» What is asked
Nothing in the records may be left out or altered; reproduce them all exactly.

>> begin Available records

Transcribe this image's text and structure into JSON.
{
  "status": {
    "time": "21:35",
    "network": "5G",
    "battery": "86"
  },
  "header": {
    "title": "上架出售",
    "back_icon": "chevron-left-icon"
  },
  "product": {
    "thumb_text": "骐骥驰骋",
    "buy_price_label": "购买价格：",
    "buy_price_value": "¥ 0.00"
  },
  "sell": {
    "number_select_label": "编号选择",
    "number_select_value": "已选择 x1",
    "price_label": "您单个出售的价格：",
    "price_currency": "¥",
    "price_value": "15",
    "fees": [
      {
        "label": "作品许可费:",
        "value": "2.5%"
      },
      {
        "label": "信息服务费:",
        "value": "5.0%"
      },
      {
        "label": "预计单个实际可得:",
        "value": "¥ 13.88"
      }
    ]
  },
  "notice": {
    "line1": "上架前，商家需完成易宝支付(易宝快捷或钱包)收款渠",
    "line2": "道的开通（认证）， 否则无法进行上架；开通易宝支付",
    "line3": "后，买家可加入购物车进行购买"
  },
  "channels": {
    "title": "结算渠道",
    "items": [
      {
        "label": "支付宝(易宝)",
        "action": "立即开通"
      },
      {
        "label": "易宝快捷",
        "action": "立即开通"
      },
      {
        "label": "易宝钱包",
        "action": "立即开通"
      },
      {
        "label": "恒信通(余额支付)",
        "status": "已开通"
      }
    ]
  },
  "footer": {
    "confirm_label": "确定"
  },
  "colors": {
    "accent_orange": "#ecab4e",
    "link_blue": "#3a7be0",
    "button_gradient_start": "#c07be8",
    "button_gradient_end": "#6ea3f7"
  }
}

>> end Available records

» Result below
Transcribe this image's text and structure into JSON.
{
  "status": {
    "time": "21:35",
    "network": "5G",
    "battery": "86"
  },
  "header": {
    "title": "上架出售",
    "back_icon": "chevron-left-icon"
  },
  "product": {
    "thumb_text": "骐骥驰骋",
    "buy_price_label": "购买价格：",
    "buy_price_value": "¥ 0.00"
  },
  "sell": {
    "number_select_label": "编号选择",
    "number_select_value": "已选择 x1",
    "price_label": "您单个出售的价格：",
    "price_currency": "¥",
    "price_value": "15",
    "fees": [
      {
        "label": "作品许可费:",
        "value": "2.5%"
      },
      {
        "label": "信息服务费:",
        "value": "5.0%"
      },
      {
        "label": "预计单个实际可得:",
        "value": "¥ 13.88"
      }
    ]
  },
  "notice": {
    "line1": "上架前，商家需完成易宝支付(易宝快捷或钱包)收款渠",
    "line2": "道的开通（认证）， 否则无法进行上架；开通易宝支付",
    "line3": "后，买家可加入购物车进行购买"
  },
  "channels": {
    "title": "结算渠道",
    "items": [
      {
        "label": "支付宝(易宝)",
        "action": "立即开通"
      },
      {
        "label": "易宝快捷",
        "action": "立即开通"
      },
      {
        "label": "易宝钱包",
        "action": "立即开通"
      },
      {
        "label": "恒信通(余额支付)",
        "status": "已开通"
      }
    ]
  },
  "footer": {
    "confirm_label": "确定"
  },
  "colors": {
    "accent_orange": "#ecab4e",
    "link_blue": "#3a7be0",
    "button_gradient_start": "#c07be8",
    "button_gradient_end": "#6ea3f7"
  }
}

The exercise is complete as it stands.